** Begin Information shown **

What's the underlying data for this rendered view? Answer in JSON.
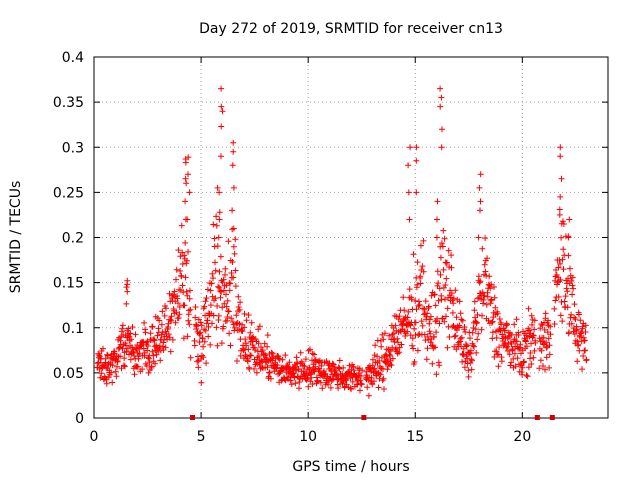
{
  "chart_data": {
    "type": "scatter",
    "title": "Day 272 of 2019, SRMTID for receiver cn13",
    "xlabel": "GPS time / hours",
    "ylabel": "SRMTID / TECUs",
    "xlim": [
      0,
      24
    ],
    "ylim": [
      0,
      0.4
    ],
    "xticks": [
      0,
      5,
      10,
      15,
      20
    ],
    "xtick_labels": [
      "0",
      "5",
      "10",
      "15",
      "20"
    ],
    "yticks": [
      0,
      0.05,
      0.1,
      0.15,
      0.2,
      0.25,
      0.3,
      0.35,
      0.4
    ],
    "ytick_labels": [
      "0",
      "0.05",
      "0.1",
      "0.15",
      "0.2",
      "0.25",
      "0.3",
      "0.35",
      "0.4"
    ],
    "grid": true,
    "marker": "+",
    "color": "#ff0000",
    "gap_marker_color": "#d00000",
    "gap_marker_times": [
      4.6,
      12.6,
      20.7,
      21.4
    ],
    "series": [
      {
        "name": "SRMTID",
        "envelope": {
          "hours": [
            0,
            0.5,
            1,
            1.5,
            2,
            2.5,
            3,
            3.5,
            4,
            4.3,
            4.6,
            5,
            5.5,
            5.8,
            6.1,
            6.5,
            7,
            7.5,
            8,
            9,
            10,
            11,
            12,
            12.5,
            13,
            13.5,
            14,
            14.5,
            15,
            15.3,
            15.6,
            16,
            16.3,
            16.6,
            17,
            17.5,
            18,
            18.3,
            18.6,
            19,
            19.5,
            20,
            20.5,
            21,
            21.5,
            21.8,
            22.2,
            22.6,
            23
          ],
          "median": [
            0.07,
            0.055,
            0.06,
            0.09,
            0.065,
            0.075,
            0.085,
            0.11,
            0.15,
            0.16,
            0.11,
            0.075,
            0.13,
            0.17,
            0.12,
            0.14,
            0.09,
            0.075,
            0.065,
            0.05,
            0.055,
            0.05,
            0.045,
            0.045,
            0.05,
            0.06,
            0.09,
            0.1,
            0.12,
            0.15,
            0.09,
            0.11,
            0.15,
            0.14,
            0.1,
            0.06,
            0.13,
            0.15,
            0.11,
            0.09,
            0.08,
            0.07,
            0.09,
            0.08,
            0.13,
            0.17,
            0.14,
            0.09,
            0.08
          ],
          "spread": [
            0.02,
            0.02,
            0.02,
            0.03,
            0.02,
            0.025,
            0.025,
            0.03,
            0.05,
            0.06,
            0.03,
            0.03,
            0.06,
            0.07,
            0.05,
            0.06,
            0.03,
            0.025,
            0.02,
            0.015,
            0.02,
            0.015,
            0.015,
            0.015,
            0.02,
            0.03,
            0.03,
            0.03,
            0.05,
            0.06,
            0.03,
            0.05,
            0.08,
            0.05,
            0.03,
            0.025,
            0.05,
            0.05,
            0.04,
            0.03,
            0.025,
            0.025,
            0.03,
            0.03,
            0.05,
            0.06,
            0.05,
            0.03,
            0.03
          ]
        },
        "peaks": [
          {
            "x": 1.5,
            "values": [
              0.148,
              0.152,
              0.145,
              0.14
            ]
          },
          {
            "x": 4.3,
            "values": [
              0.265,
              0.287,
              0.283,
              0.26,
              0.24,
              0.22
            ]
          },
          {
            "x": 4.45,
            "values": [
              0.289,
              0.27,
              0.25
            ]
          },
          {
            "x": 5.8,
            "values": [
              0.255,
              0.25,
              0.22,
              0.2
            ]
          },
          {
            "x": 5.95,
            "values": [
              0.365,
              0.345,
              0.34,
              0.323,
              0.29
            ]
          },
          {
            "x": 6.5,
            "values": [
              0.305,
              0.295,
              0.28,
              0.255,
              0.23,
              0.21
            ]
          },
          {
            "x": 14.7,
            "values": [
              0.3,
              0.28,
              0.25,
              0.22
            ]
          },
          {
            "x": 15.05,
            "values": [
              0.3,
              0.285,
              0.25
            ]
          },
          {
            "x": 16.2,
            "values": [
              0.365,
              0.355,
              0.345,
              0.32,
              0.3
            ]
          },
          {
            "x": 16.05,
            "values": [
              0.24,
              0.22,
              0.2
            ]
          },
          {
            "x": 18.0,
            "values": [
              0.27,
              0.255,
              0.24,
              0.23,
              0.2
            ]
          },
          {
            "x": 21.8,
            "values": [
              0.3,
              0.29,
              0.265,
              0.245,
              0.225
            ]
          },
          {
            "x": 22.2,
            "values": [
              0.22,
              0.2,
              0.18
            ]
          }
        ]
      }
    ]
  }
}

** End Information shown **

■ **Exercise requirements**:
Copy out every line of the material above exactly, skipping the pictures.

■ **Complete response**:
What's the underlying data for this rendered view? Answer in JSON.
{
  "chart_data": {
    "type": "scatter",
    "title": "Day 272 of 2019, SRMTID for receiver cn13",
    "xlabel": "GPS time / hours",
    "ylabel": "SRMTID / TECUs",
    "xlim": [
      0,
      24
    ],
    "ylim": [
      0,
      0.4
    ],
    "xticks": [
      0,
      5,
      10,
      15,
      20
    ],
    "xtick_labels": [
      "0",
      "5",
      "10",
      "15",
      "20"
    ],
    "yticks": [
      0,
      0.05,
      0.1,
      0.15,
      0.2,
      0.25,
      0.3,
      0.35,
      0.4
    ],
    "ytick_labels": [
      "0",
      "0.05",
      "0.1",
      "0.15",
      "0.2",
      "0.25",
      "0.3",
      "0.35",
      "0.4"
    ],
    "grid": true,
    "marker": "+",
    "color": "#ff0000",
    "gap_marker_color": "#d00000",
    "gap_marker_times": [
      4.6,
      12.6,
      20.7,
      21.4
    ],
    "series": [
      {
        "name": "SRMTID",
        "envelope": {
          "hours": [
            0,
            0.5,
            1,
            1.5,
            2,
            2.5,
            3,
            3.5,
            4,
            4.3,
            4.6,
            5,
            5.5,
            5.8,
            6.1,
            6.5,
            7,
            7.5,
            8,
            9,
            10,
            11,
            12,
            12.5,
            13,
            13.5,
            14,
            14.5,
            15,
            15.3,
            15.6,
            16,
            16.3,
            16.6,
            17,
            17.5,
            18,
            18.3,
            18.6,
            19,
            19.5,
            20,
            20.5,
            21,
            21.5,
            21.8,
            22.2,
            22.6,
            23
          ],
          "median": [
            0.07,
            0.055,
            0.06,
            0.09,
            0.065,
            0.075,
            0.085,
            0.11,
            0.15,
            0.16,
            0.11,
            0.075,
            0.13,
            0.17,
            0.12,
            0.14,
            0.09,
            0.075,
            0.065,
            0.05,
            0.055,
            0.05,
            0.045,
            0.045,
            0.05,
            0.06,
            0.09,
            0.1,
            0.12,
            0.15,
            0.09,
            0.11,
            0.15,
            0.14,
            0.1,
            0.06,
            0.13,
            0.15,
            0.11,
            0.09,
            0.08,
            0.07,
            0.09,
            0.08,
            0.13,
            0.17,
            0.14,
            0.09,
            0.08
          ],
          "spread": [
            0.02,
            0.02,
            0.02,
            0.03,
            0.02,
            0.025,
            0.025,
            0.03,
            0.05,
            0.06,
            0.03,
            0.03,
            0.06,
            0.07,
            0.05,
            0.06,
            0.03,
            0.025,
            0.02,
            0.015,
            0.02,
            0.015,
            0.015,
            0.015,
            0.02,
            0.03,
            0.03,
            0.03,
            0.05,
            0.06,
            0.03,
            0.05,
            0.08,
            0.05,
            0.03,
            0.025,
            0.05,
            0.05,
            0.04,
            0.03,
            0.025,
            0.025,
            0.03,
            0.03,
            0.05,
            0.06,
            0.05,
            0.03,
            0.03
          ]
        },
        "peaks": [
          {
            "x": 1.5,
            "values": [
              0.148,
              0.152,
              0.145,
              0.14
            ]
          },
          {
            "x": 4.3,
            "values": [
              0.265,
              0.287,
              0.283,
              0.26,
              0.24,
              0.22
            ]
          },
          {
            "x": 4.45,
            "values": [
              0.289,
              0.27,
              0.25
            ]
          },
          {
            "x": 5.8,
            "values": [
              0.255,
              0.25,
              0.22,
              0.2
            ]
          },
          {
            "x": 5.95,
            "values": [
              0.365,
              0.345,
              0.34,
              0.323,
              0.29
            ]
          },
          {
            "x": 6.5,
            "values": [
              0.305,
              0.295,
              0.28,
              0.255,
              0.23,
              0.21
            ]
          },
          {
            "x": 14.7,
            "values": [
              0.3,
              0.28,
              0.25,
              0.22
            ]
          },
          {
            "x": 15.05,
            "values": [
              0.3,
              0.285,
              0.25
            ]
          },
          {
            "x": 16.2,
            "values": [
              0.365,
              0.355,
              0.345,
              0.32,
              0.3
            ]
          },
          {
            "x": 16.05,
            "values": [
              0.24,
              0.22,
              0.2
            ]
          },
          {
            "x": 18.0,
            "values": [
              0.27,
              0.255,
              0.24,
              0.23,
              0.2
            ]
          },
          {
            "x": 21.8,
            "values": [
              0.3,
              0.29,
              0.265,
              0.245,
              0.225
            ]
          },
          {
            "x": 22.2,
            "values": [
              0.22,
              0.2,
              0.18
            ]
          }
        ]
      }
    ]
  }
}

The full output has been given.